**CHALLENGE**
Go through the listing below and gather every line with the word "Poraka".

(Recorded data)
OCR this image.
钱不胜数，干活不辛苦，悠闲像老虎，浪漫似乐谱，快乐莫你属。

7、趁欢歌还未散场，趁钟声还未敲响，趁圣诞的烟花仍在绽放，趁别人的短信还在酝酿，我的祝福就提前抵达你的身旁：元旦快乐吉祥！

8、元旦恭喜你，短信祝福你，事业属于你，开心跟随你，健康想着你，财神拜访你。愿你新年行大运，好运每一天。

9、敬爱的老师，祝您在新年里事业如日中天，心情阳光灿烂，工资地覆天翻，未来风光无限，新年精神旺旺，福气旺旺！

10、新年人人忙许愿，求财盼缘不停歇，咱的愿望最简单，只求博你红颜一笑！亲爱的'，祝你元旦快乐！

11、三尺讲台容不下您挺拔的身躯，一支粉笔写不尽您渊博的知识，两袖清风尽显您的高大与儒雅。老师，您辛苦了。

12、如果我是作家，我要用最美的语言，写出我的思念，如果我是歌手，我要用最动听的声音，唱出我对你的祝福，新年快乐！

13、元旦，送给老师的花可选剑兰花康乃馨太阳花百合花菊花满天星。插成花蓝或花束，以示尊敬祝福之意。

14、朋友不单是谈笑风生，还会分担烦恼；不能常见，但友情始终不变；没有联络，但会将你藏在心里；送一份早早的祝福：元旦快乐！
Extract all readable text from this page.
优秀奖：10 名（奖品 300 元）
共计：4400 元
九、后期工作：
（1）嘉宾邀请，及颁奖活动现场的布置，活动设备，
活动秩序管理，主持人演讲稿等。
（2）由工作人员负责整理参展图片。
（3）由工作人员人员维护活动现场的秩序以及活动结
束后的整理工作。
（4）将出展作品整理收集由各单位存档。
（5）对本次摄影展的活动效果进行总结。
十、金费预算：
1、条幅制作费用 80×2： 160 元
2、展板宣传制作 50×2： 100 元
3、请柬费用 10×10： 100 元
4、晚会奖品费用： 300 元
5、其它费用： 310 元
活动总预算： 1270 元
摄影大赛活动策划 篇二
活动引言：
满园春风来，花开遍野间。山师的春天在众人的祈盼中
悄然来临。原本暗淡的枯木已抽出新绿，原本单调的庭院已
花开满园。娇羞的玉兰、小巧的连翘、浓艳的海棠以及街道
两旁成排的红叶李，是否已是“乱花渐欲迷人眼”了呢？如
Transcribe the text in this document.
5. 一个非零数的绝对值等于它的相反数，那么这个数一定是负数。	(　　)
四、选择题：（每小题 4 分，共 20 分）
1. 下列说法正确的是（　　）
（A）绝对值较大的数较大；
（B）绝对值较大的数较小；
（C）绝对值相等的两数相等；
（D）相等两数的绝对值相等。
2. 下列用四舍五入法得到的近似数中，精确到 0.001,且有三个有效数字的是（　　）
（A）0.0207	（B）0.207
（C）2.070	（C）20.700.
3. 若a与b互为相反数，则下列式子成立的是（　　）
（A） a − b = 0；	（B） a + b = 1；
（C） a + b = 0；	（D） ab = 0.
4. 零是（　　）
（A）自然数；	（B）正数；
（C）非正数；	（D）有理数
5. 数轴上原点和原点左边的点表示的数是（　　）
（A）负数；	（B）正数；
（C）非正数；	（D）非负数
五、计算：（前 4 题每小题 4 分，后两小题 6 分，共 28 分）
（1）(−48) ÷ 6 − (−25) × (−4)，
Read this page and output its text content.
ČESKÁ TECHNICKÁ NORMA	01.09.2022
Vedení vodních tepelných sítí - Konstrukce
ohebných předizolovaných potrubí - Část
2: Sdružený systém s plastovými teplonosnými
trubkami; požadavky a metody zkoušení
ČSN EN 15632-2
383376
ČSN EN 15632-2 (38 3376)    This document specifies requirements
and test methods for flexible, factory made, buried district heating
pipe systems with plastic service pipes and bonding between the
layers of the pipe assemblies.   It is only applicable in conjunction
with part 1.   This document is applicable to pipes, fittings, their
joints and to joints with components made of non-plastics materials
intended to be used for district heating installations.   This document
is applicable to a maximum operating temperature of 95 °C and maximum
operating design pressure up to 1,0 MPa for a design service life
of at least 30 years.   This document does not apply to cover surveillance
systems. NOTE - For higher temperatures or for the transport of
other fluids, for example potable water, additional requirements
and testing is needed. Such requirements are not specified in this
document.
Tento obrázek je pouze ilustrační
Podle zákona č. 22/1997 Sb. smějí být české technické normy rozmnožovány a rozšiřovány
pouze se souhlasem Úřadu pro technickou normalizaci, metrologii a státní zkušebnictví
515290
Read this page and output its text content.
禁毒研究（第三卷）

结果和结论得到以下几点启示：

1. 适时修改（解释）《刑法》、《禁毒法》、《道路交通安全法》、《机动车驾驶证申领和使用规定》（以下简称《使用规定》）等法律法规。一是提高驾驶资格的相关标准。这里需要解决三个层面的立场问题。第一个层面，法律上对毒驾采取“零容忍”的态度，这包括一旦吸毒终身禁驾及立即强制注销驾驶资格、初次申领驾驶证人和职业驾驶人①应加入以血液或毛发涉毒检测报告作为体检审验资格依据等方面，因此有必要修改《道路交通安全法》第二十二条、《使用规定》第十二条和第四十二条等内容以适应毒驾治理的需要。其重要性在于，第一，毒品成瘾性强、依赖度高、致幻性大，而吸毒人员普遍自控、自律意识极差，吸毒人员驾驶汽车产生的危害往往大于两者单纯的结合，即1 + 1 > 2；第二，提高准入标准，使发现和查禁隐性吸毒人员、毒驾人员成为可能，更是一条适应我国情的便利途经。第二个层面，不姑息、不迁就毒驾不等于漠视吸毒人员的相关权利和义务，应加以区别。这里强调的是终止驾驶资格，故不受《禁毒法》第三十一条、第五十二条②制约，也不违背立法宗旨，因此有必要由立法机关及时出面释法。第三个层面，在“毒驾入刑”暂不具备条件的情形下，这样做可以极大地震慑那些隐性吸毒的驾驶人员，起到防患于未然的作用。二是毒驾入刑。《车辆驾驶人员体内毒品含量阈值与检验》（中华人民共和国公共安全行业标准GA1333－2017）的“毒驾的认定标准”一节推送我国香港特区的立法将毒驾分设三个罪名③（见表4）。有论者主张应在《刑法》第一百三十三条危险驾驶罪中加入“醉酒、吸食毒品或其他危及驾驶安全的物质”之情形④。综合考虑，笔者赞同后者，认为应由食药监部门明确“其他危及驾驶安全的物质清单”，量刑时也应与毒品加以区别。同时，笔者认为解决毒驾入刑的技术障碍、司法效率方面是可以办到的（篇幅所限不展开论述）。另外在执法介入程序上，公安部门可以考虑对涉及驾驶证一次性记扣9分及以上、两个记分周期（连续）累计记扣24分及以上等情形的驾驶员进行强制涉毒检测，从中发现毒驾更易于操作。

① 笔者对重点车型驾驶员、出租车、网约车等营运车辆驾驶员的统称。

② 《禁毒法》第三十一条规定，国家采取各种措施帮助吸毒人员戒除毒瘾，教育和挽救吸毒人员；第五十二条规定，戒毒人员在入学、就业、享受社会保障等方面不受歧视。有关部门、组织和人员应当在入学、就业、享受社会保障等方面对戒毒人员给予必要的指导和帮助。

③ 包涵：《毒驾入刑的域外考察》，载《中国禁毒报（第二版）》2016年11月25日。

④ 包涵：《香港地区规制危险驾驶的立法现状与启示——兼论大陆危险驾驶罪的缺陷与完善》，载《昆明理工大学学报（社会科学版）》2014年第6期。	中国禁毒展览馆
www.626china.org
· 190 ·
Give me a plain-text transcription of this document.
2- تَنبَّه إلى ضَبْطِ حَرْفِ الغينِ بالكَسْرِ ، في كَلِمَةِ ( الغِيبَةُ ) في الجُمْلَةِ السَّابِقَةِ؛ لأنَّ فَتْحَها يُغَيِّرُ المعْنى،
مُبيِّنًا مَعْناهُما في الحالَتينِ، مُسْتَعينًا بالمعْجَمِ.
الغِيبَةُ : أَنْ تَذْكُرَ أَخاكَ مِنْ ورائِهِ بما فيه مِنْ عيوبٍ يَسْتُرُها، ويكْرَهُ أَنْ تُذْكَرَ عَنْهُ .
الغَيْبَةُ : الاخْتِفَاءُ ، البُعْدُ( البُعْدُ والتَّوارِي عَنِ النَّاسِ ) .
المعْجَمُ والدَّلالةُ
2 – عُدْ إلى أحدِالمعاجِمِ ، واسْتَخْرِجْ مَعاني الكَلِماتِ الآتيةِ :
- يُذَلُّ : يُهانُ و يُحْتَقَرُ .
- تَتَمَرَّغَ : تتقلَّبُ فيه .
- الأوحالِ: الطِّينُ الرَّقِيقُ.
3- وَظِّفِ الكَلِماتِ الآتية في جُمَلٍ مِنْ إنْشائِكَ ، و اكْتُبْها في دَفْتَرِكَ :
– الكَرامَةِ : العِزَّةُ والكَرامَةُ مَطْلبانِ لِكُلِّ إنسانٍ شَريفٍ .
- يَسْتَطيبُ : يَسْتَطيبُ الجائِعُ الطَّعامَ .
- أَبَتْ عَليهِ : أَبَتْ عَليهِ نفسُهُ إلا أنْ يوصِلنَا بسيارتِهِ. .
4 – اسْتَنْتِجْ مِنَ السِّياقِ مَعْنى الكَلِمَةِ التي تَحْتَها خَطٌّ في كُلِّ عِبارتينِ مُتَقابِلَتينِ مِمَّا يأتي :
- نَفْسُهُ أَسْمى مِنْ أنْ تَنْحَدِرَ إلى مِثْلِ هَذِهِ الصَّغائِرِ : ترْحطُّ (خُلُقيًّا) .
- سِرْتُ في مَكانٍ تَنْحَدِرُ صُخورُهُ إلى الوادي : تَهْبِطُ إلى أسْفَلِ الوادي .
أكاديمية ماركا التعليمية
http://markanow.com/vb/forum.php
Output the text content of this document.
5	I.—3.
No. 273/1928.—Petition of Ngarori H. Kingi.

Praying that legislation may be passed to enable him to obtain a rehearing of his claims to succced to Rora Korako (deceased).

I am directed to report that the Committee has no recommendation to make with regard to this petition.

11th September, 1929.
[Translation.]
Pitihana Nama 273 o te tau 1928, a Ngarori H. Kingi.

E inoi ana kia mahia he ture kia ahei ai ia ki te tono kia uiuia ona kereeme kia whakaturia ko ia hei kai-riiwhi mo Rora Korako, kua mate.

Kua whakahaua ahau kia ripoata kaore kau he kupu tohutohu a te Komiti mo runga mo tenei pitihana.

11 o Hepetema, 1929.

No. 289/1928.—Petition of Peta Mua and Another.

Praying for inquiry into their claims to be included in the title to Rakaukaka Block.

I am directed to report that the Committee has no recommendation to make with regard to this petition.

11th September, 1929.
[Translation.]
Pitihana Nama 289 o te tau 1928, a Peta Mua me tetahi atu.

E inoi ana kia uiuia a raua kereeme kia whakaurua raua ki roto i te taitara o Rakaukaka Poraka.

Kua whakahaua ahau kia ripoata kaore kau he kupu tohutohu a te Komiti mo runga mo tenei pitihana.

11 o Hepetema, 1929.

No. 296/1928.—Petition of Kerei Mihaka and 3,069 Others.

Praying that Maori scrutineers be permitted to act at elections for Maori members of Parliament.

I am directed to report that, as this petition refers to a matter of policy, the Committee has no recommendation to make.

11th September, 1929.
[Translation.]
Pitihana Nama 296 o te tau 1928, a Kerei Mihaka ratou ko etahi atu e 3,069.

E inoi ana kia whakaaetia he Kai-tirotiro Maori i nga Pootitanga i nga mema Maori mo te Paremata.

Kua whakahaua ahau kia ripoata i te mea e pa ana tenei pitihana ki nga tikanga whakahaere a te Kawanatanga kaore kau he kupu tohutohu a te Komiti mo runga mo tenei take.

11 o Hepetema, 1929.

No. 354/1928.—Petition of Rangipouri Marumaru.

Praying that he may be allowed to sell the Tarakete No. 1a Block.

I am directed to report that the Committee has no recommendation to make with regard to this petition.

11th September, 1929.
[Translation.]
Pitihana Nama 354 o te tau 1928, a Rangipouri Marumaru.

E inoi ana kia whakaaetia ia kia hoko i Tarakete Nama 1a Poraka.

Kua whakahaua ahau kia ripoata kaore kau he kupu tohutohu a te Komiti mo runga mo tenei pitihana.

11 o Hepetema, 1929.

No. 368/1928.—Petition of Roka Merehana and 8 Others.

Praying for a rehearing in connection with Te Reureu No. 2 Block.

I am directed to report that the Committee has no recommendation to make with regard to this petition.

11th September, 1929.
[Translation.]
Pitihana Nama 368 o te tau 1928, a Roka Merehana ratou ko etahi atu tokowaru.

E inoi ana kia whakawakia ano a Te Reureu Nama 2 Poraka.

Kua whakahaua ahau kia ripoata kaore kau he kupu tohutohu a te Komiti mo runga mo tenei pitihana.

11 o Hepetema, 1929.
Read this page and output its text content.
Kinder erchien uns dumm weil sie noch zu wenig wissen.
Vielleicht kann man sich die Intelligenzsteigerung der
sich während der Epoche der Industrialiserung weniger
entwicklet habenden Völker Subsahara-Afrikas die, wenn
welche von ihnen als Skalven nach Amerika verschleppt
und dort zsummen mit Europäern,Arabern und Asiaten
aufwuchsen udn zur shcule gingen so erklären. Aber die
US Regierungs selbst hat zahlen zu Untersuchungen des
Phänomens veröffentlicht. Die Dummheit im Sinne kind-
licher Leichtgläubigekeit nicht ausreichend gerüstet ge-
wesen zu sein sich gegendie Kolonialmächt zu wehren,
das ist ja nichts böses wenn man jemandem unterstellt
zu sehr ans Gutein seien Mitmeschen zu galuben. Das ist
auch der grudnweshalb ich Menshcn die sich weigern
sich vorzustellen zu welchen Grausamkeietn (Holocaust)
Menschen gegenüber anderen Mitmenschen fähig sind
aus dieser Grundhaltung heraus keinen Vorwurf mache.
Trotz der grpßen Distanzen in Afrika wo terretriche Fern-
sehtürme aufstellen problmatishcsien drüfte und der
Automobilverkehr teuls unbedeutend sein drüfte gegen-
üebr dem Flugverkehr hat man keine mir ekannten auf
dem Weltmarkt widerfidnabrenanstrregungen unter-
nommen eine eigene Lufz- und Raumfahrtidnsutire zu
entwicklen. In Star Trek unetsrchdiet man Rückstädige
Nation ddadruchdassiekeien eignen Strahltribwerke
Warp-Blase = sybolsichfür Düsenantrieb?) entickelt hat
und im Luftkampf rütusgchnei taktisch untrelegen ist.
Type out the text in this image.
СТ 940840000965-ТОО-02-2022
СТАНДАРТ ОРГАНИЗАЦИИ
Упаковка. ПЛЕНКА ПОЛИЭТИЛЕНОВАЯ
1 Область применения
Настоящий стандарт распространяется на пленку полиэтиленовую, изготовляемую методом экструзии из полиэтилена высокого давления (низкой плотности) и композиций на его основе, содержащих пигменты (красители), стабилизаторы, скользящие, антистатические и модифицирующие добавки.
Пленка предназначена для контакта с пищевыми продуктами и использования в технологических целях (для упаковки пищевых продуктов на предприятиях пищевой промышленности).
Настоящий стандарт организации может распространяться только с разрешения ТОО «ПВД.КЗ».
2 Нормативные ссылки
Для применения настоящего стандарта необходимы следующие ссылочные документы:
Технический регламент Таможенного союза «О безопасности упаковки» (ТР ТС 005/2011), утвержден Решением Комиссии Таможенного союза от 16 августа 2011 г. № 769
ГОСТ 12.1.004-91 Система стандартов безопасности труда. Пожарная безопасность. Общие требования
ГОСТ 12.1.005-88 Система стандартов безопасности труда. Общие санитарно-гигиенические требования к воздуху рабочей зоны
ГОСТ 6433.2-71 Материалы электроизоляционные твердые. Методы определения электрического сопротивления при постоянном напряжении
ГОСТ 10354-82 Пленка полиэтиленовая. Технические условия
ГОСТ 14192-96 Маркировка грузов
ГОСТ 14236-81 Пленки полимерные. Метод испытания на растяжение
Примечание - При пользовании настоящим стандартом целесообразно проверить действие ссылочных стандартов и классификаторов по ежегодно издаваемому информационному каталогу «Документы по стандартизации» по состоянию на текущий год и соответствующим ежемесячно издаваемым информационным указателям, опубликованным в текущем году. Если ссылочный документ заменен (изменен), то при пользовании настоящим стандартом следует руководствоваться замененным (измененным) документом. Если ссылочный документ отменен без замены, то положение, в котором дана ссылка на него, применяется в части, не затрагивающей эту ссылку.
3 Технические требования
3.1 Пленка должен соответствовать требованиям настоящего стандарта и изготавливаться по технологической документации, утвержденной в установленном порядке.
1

**REPLY TO THE TASK**
E inoi ana kia uiuia a raua kereeme kia whakaurua raua ki roto i te taitara o Rakaukaka Poraka.
E inoi ana kia whakaaetia ia kia hoko i Tarakete Nama 1a Poraka.
E inoi ana kia whakawakia ano a Te Reureu Nama 2 Poraka.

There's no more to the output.